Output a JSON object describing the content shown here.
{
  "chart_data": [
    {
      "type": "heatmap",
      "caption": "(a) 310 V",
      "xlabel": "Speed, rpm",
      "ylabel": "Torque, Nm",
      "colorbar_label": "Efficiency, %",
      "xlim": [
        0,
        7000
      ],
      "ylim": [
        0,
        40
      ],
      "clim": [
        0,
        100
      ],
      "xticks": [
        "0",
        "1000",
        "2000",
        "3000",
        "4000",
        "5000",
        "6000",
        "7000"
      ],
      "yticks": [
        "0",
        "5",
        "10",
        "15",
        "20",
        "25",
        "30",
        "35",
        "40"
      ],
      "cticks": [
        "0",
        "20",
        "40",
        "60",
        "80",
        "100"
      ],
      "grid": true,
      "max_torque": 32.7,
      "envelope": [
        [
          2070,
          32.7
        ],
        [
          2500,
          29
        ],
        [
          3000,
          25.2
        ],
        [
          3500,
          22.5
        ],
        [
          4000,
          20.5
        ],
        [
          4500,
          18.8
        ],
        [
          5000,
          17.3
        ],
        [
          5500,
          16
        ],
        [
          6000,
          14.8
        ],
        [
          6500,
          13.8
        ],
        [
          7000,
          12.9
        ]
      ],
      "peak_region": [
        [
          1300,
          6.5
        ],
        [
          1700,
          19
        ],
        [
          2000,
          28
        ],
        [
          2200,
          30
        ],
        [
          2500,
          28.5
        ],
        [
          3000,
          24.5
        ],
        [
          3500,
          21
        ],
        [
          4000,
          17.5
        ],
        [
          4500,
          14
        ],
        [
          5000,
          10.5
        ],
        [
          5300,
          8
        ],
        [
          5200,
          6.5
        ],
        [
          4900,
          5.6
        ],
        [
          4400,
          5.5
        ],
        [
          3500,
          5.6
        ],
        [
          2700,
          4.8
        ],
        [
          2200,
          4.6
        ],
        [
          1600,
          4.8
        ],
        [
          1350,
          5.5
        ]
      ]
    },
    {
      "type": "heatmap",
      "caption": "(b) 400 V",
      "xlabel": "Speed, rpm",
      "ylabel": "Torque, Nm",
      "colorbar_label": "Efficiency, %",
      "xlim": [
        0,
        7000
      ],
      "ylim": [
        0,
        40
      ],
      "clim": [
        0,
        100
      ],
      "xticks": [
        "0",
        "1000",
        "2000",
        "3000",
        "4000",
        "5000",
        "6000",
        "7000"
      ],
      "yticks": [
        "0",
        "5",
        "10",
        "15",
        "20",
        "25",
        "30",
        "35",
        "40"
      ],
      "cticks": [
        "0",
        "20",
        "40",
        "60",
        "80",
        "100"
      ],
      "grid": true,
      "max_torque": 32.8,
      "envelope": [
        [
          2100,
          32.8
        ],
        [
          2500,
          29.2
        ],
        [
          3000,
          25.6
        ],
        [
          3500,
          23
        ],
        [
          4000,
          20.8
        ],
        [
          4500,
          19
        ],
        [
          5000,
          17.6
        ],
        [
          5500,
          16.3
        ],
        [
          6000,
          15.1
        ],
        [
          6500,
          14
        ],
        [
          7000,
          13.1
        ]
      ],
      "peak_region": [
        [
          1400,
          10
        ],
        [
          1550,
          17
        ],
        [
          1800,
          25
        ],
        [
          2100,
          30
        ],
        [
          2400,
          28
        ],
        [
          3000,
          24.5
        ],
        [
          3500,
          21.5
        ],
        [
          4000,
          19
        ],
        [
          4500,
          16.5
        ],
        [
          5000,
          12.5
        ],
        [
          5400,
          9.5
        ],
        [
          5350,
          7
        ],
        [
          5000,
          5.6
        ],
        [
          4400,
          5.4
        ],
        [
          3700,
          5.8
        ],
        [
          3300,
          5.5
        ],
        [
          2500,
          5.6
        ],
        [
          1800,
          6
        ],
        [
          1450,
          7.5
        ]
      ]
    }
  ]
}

_Short task_. Copy the material above verbatim.

_Answer to this task_.
Output a JSON object describing the content shown here.
{
  "chart_data": [
    {
      "type": "heatmap",
      "caption": "(a) 310 V",
      "xlabel": "Speed, rpm",
      "ylabel": "Torque, Nm",
      "colorbar_label": "Efficiency, %",
      "xlim": [
        0,
        7000
      ],
      "ylim": [
        0,
        40
      ],
      "clim": [
        0,
        100
      ],
      "xticks": [
        "0",
        "1000",
        "2000",
        "3000",
        "4000",
        "5000",
        "6000",
        "7000"
      ],
      "yticks": [
        "0",
        "5",
        "10",
        "15",
        "20",
        "25",
        "30",
        "35",
        "40"
      ],
      "cticks": [
        "0",
        "20",
        "40",
        "60",
        "80",
        "100"
      ],
      "grid": true,
      "max_torque": 32.7,
      "envelope": [
        [
          2070,
          32.7
        ],
        [
          2500,
          29
        ],
        [
          3000,
          25.2
        ],
        [
          3500,
          22.5
        ],
        [
          4000,
          20.5
        ],
        [
          4500,
          18.8
        ],
        [
          5000,
          17.3
        ],
        [
          5500,
          16
        ],
        [
          6000,
          14.8
        ],
        [
          6500,
          13.8
        ],
        [
          7000,
          12.9
        ]
      ],
      "peak_region": [
        [
          1300,
          6.5
        ],
        [
          1700,
          19
        ],
        [
          2000,
          28
        ],
        [
          2200,
          30
        ],
        [
          2500,
          28.5
        ],
        [
          3000,
          24.5
        ],
        [
          3500,
          21
        ],
        [
          4000,
          17.5
        ],
        [
          4500,
          14
        ],
        [
          5000,
          10.5
        ],
        [
          5300,
          8
        ],
        [
          5200,
          6.5
        ],
        [
          4900,
          5.6
        ],
        [
          4400,
          5.5
        ],
        [
          3500,
          5.6
        ],
        [
          2700,
          4.8
        ],
        [
          2200,
          4.6
        ],
        [
          1600,
          4.8
        ],
        [
          1350,
          5.5
        ]
      ]
    },
    {
      "type": "heatmap",
      "caption": "(b) 400 V",
      "xlabel": "Speed, rpm",
      "ylabel": "Torque, Nm",
      "colorbar_label": "Efficiency, %",
      "xlim": [
        0,
        7000
      ],
      "ylim": [
        0,
        40
      ],
      "clim": [
        0,
        100
      ],
      "xticks": [
        "0",
        "1000",
        "2000",
        "3000",
        "4000",
        "5000",
        "6000",
        "7000"
      ],
      "yticks": [
        "0",
        "5",
        "10",
        "15",
        "20",
        "25",
        "30",
        "35",
        "40"
      ],
      "cticks": [
        "0",
        "20",
        "40",
        "60",
        "80",
        "100"
      ],
      "grid": true,
      "max_torque": 32.8,
      "envelope": [
        [
          2100,
          32.8
        ],
        [
          2500,
          29.2
        ],
        [
          3000,
          25.6
        ],
        [
          3500,
          23
        ],
        [
          4000,
          20.8
        ],
        [
          4500,
          19
        ],
        [
          5000,
          17.6
        ],
        [
          5500,
          16.3
        ],
        [
          6000,
          15.1
        ],
        [
          6500,
          14
        ],
        [
          7000,
          13.1
        ]
      ],
      "peak_region": [
        [
          1400,
          10
        ],
        [
          1550,
          17
        ],
        [
          1800,
          25
        ],
        [
          2100,
          30
        ],
        [
          2400,
          28
        ],
        [
          3000,
          24.5
        ],
        [
          3500,
          21.5
        ],
        [
          4000,
          19
        ],
        [
          4500,
          16.5
        ],
        [
          5000,
          12.5
        ],
        [
          5400,
          9.5
        ],
        [
          5350,
          7
        ],
        [
          5000,
          5.6
        ],
        [
          4400,
          5.4
        ],
        [
          3700,
          5.8
        ],
        [
          3300,
          5.5
        ],
        [
          2500,
          5.6
        ],
        [
          1800,
          6
        ],
        [
          1450,
          7.5
        ]
      ]
    }
  ]
}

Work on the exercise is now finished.